### RECORDS SHOWN
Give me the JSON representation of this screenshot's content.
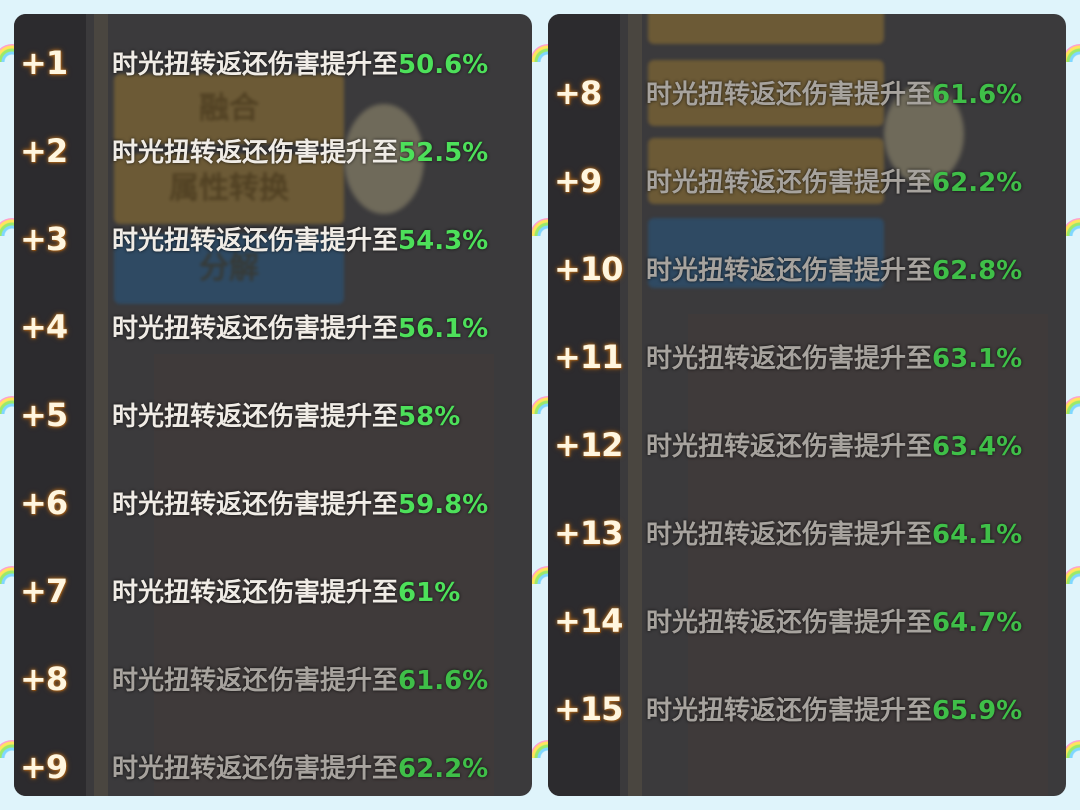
{
  "background_labels": {
    "fuse": "融合",
    "attribute_convert": "属性转换",
    "decompose": "分解"
  },
  "rows_left": [
    {
      "level": "+1",
      "text": "时光扭转返还伤害提升至",
      "value": "50.6%"
    },
    {
      "level": "+2",
      "text": "时光扭转返还伤害提升至",
      "value": "52.5%"
    },
    {
      "level": "+3",
      "text": "时光扭转返还伤害提升至",
      "value": "54.3%"
    },
    {
      "level": "+4",
      "text": "时光扭转返还伤害提升至",
      "value": "56.1%"
    },
    {
      "level": "+5",
      "text": "时光扭转返还伤害提升至",
      "value": "58%"
    },
    {
      "level": "+6",
      "text": "时光扭转返还伤害提升至",
      "value": "59.8%"
    },
    {
      "level": "+7",
      "text": "时光扭转返还伤害提升至",
      "value": "61%"
    },
    {
      "level": "+8",
      "text": "时光扭转返还伤害提升至",
      "value": "61.6%"
    },
    {
      "level": "+9",
      "text": "时光扭转返还伤害提升至",
      "value": "62.2%"
    }
  ],
  "rows_right": [
    {
      "level": "+8",
      "text": "时光扭转返还伤害提升至",
      "value": "61.6%"
    },
    {
      "level": "+9",
      "text": "时光扭转返还伤害提升至",
      "value": "62.2%"
    },
    {
      "level": "+10",
      "text": "时光扭转返还伤害提升至",
      "value": "62.8%"
    },
    {
      "level": "+11",
      "text": "时光扭转返还伤害提升至",
      "value": "63.1%"
    },
    {
      "level": "+12",
      "text": "时光扭转返还伤害提升至",
      "value": "63.4%"
    },
    {
      "level": "+13",
      "text": "时光扭转返还伤害提升至",
      "value": "64.1%"
    },
    {
      "level": "+14",
      "text": "时光扭转返还伤害提升至",
      "value": "64.7%"
    },
    {
      "level": "+15",
      "text": "时光扭转返还伤害提升至",
      "value": "65.9%"
    }
  ],
  "colors": {
    "value_green": "#4de05a",
    "level_gold": "#fff6df",
    "panel_bg": "#3b3a3c",
    "page_bg": "#dff4fb"
  }
}
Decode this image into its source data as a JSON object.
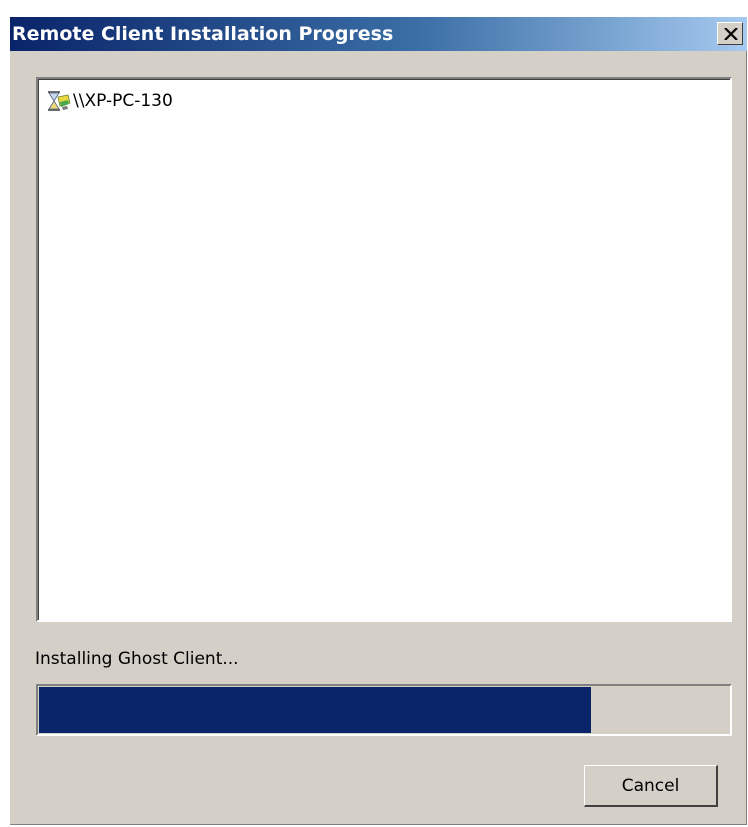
{
  "window": {
    "title": "Remote Client Installation Progress",
    "close_icon": "close-x-icon"
  },
  "list": {
    "items": [
      {
        "icon": "hourglass-computer-icon",
        "label": "\\\\XP-PC-130"
      }
    ]
  },
  "status": {
    "text": "Installing Ghost Client..."
  },
  "progress": {
    "fraction": 0.8,
    "fill_color": "#0a246a"
  },
  "buttons": {
    "cancel_label": "Cancel"
  },
  "colors": {
    "title_gradient_start": "#0a246a",
    "title_gradient_end": "#a6caf0",
    "dialog_face": "#d4d0c8"
  }
}
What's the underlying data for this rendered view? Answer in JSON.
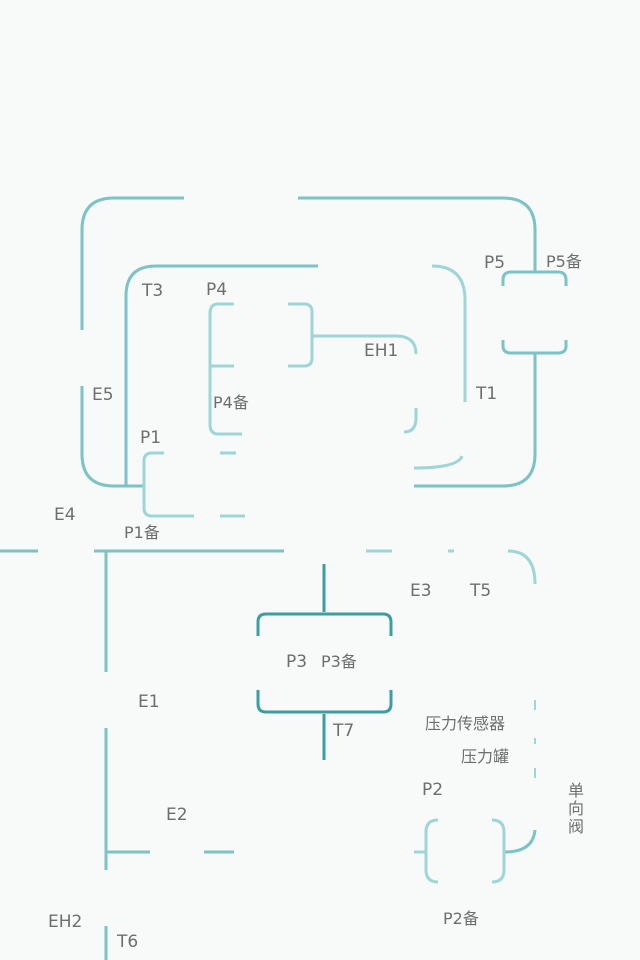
{
  "labels": {
    "t3": "T3",
    "p4": "P4",
    "p5": "P5",
    "p5_spare": "P5备",
    "eh1": "EH1",
    "e5": "E5",
    "p4_spare": "P4备",
    "t1": "T1",
    "p1": "P1",
    "e4": "E4",
    "p1_spare": "P1备",
    "e3": "E3",
    "t5": "T5",
    "p3": "P3",
    "p3_spare": "P3备",
    "e1": "E1",
    "pressure_sensor": "压力传感器",
    "t7": "T7",
    "pressure_tank": "压力罐",
    "p2": "P2",
    "check_valve": "单向阀",
    "e2": "E2",
    "p2_spare": "P2备",
    "eh2": "EH2",
    "t6": "T6"
  },
  "colors": {
    "pipe_main": "#7cc3c6",
    "pipe_light": "#9ed6d8",
    "pipe_dark": "#3a9ea3",
    "text": "#6e6e6e"
  }
}
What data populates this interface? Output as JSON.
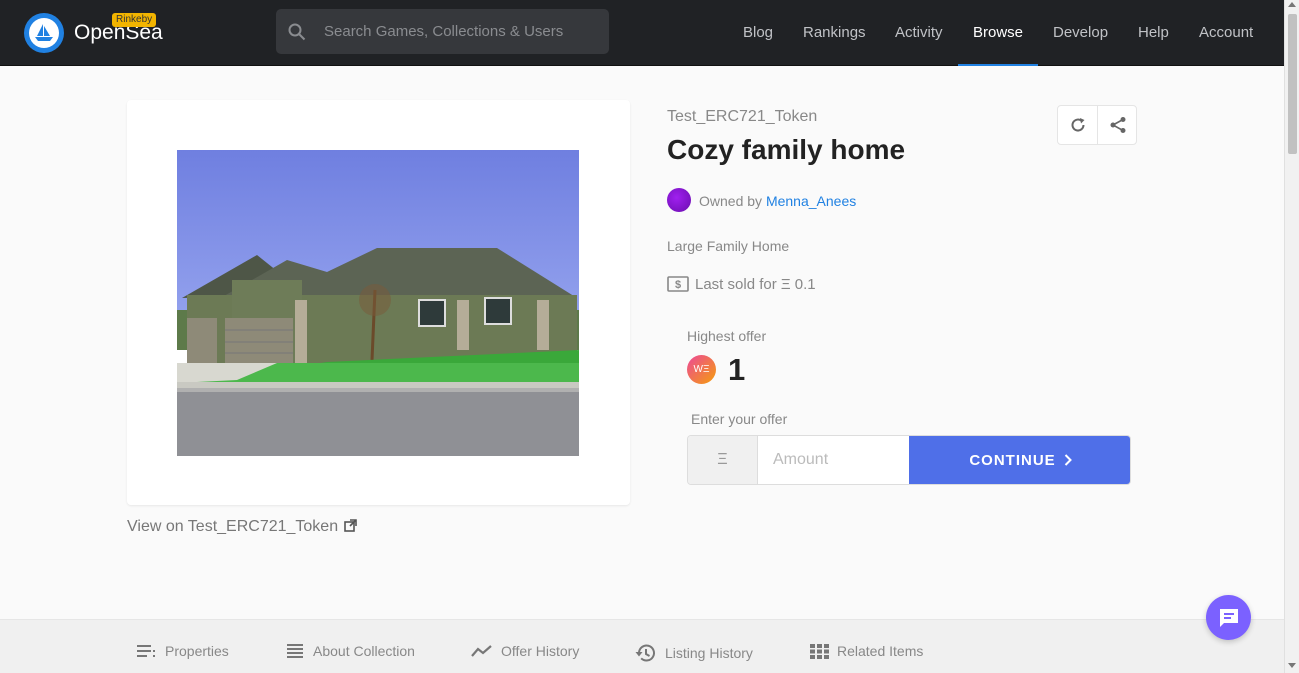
{
  "header": {
    "brand": "OpenSea",
    "network_badge": "Rinkeby",
    "search_placeholder": "Search Games, Collections & Users",
    "nav": [
      "Blog",
      "Rankings",
      "Activity",
      "Browse",
      "Develop",
      "Help",
      "Account"
    ],
    "active_nav": "Browse",
    "accent_color": "#2081e2"
  },
  "item": {
    "collection": "Test_ERC721_Token",
    "title": "Cozy family home",
    "owned_by_prefix": "Owned by",
    "owner": "Menna_Anees",
    "description": "Large Family Home",
    "last_sold": "Last sold for Ξ 0.1",
    "view_on": "View on Test_ERC721_Token"
  },
  "offer": {
    "highest_label": "Highest offer",
    "token_icon_text": "WΞ",
    "highest_value": "1",
    "enter_label": "Enter your offer",
    "currency_symbol": "Ξ",
    "amount_placeholder": "Amount",
    "continue_label": "CONTINUE",
    "button_color": "#4f6fe8"
  },
  "tabs": [
    "Properties",
    "About Collection",
    "Offer History",
    "Listing History",
    "Related Items"
  ]
}
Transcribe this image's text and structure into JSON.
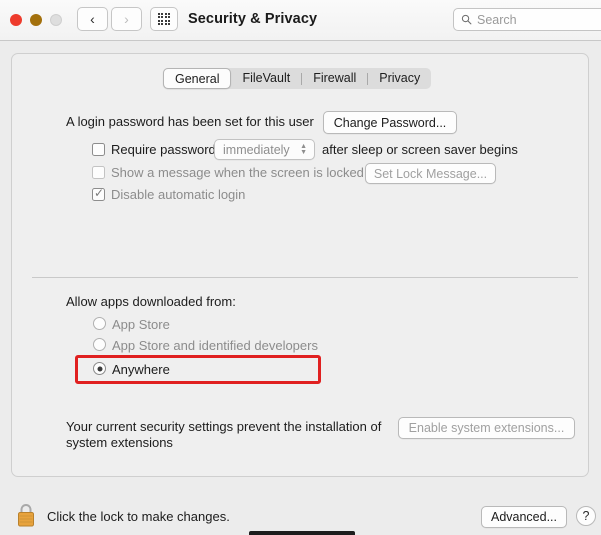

### GIVEN PROBLEM
Copy all the entries word for word. Omit any pictures.

### OUTPUT
Give me the JSON representation of this screenshot's content.
{
  "background_labels": {
    "fuse": "融合",
    "attribute_convert": "属性转换",
    "decompose": "分解"
  },
  "rows_left": [
    {
      "level": "+1",
      "text": "时光扭转返还伤害提升至",
      "value": "50.6%"
    },
    {
      "level": "+2",
      "text": "时光扭转返还伤害提升至",
      "value": "52.5%"
    },
    {
      "level": "+3",
      "text": "时光扭转返还伤害提升至",
      "value": "54.3%"
    },
    {
      "level": "+4",
      "text": "时光扭转返还伤害提升至",
      "value": "56.1%"
    },
    {
      "level": "+5",
      "text": "时光扭转返还伤害提升至",
      "value": "58%"
    },
    {
      "level": "+6",
      "text": "时光扭转返还伤害提升至",
      "value": "59.8%"
    },
    {
      "level": "+7",
      "text": "时光扭转返还伤害提升至",
      "value": "61%"
    },
    {
      "level": "+8",
      "text": "时光扭转返还伤害提升至",
      "value": "61.6%"
    },
    {
      "level": "+9",
      "text": "时光扭转返还伤害提升至",
      "value": "62.2%"
    }
  ],
  "rows_right": [
    {
      "level": "+8",
      "text": "时光扭转返还伤害提升至",
      "value": "61.6%"
    },
    {
      "level": "+9",
      "text": "时光扭转返还伤害提升至",
      "value": "62.2%"
    },
    {
      "level": "+10",
      "text": "时光扭转返还伤害提升至",
      "value": "62.8%"
    },
    {
      "level": "+11",
      "text": "时光扭转返还伤害提升至",
      "value": "63.1%"
    },
    {
      "level": "+12",
      "text": "时光扭转返还伤害提升至",
      "value": "63.4%"
    },
    {
      "level": "+13",
      "text": "时光扭转返还伤害提升至",
      "value": "64.1%"
    },
    {
      "level": "+14",
      "text": "时光扭转返还伤害提升至",
      "value": "64.7%"
    },
    {
      "level": "+15",
      "text": "时光扭转返还伤害提升至",
      "value": "65.9%"
    }
  ],
  "colors": {
    "value_green": "#4de05a",
    "level_gold": "#fff6df",
    "panel_bg": "#3b3a3c",
    "page_bg": "#dff4fb"
  }
}
Decode this image into its source data as a JSON object.
{
  "window": {
    "title": "Remote Client Installation Progress",
    "close_icon": "close-x-icon"
  },
  "list": {
    "items": [
      {
        "icon": "hourglass-computer-icon",
        "label": "\\\\XP-PC-130"
      }
    ]
  },
  "status": {
    "text": "Installing Ghost Client..."
  },
  "progress": {
    "fraction": 0.8,
    "fill_color": "#0a246a"
  },
  "buttons": {
    "cancel_label": "Cancel"
  },
  "colors": {
    "title_gradient_start": "#0a246a",
    "title_gradient_end": "#a6caf0",
    "dialog_face": "#d4d0c8"
  }
}
What's the underlying data for this rendered view? Answer in JSON.
{
  "labels": {
    "t3": "T3",
    "p4": "P4",
    "p5": "P5",
    "p5_spare": "P5备",
    "eh1": "EH1",
    "e5": "E5",
    "p4_spare": "P4备",
    "t1": "T1",
    "p1": "P1",
    "e4": "E4",
    "p1_spare": "P1备",
    "e3": "E3",
    "t5": "T5",
    "p3": "P3",
    "p3_spare": "P3备",
    "e1": "E1",
    "pressure_sensor": "压力传感器",
    "t7": "T7",
    "pressure_tank": "压力罐",
    "p2": "P2",
    "check_valve": "单向阀",
    "e2": "E2",
    "p2_spare": "P2备",
    "eh2": "EH2",
    "t6": "T6"
  },
  "colors": {
    "pipe_main": "#7cc3c6",
    "pipe_light": "#9ed6d8",
    "pipe_dark": "#3a9ea3",
    "text": "#6e6e6e"
  }
}
What data populates this interface? Output as JSON.
{
  "header": {
    "brand": "OpenSea",
    "network_badge": "Rinkeby",
    "search_placeholder": "Search Games, Collections & Users",
    "nav": [
      "Blog",
      "Rankings",
      "Activity",
      "Browse",
      "Develop",
      "Help",
      "Account"
    ],
    "active_nav": "Browse",
    "accent_color": "#2081e2"
  },
  "item": {
    "collection": "Test_ERC721_Token",
    "title": "Cozy family home",
    "owned_by_prefix": "Owned by",
    "owner": "Menna_Anees",
    "description": "Large Family Home",
    "last_sold": "Last sold for Ξ 0.1",
    "view_on": "View on Test_ERC721_Token"
  },
  "offer": {
    "highest_label": "Highest offer",
    "token_icon_text": "WΞ",
    "highest_value": "1",
    "enter_label": "Enter your offer",
    "currency_symbol": "Ξ",
    "amount_placeholder": "Amount",
    "continue_label": "CONTINUE",
    "button_color": "#4f6fe8"
  },
  "tabs": [
    "Properties",
    "About Collection",
    "Offer History",
    "Listing History",
    "Related Items"
  ]
}
Transcribe this image's text and structure into JSON.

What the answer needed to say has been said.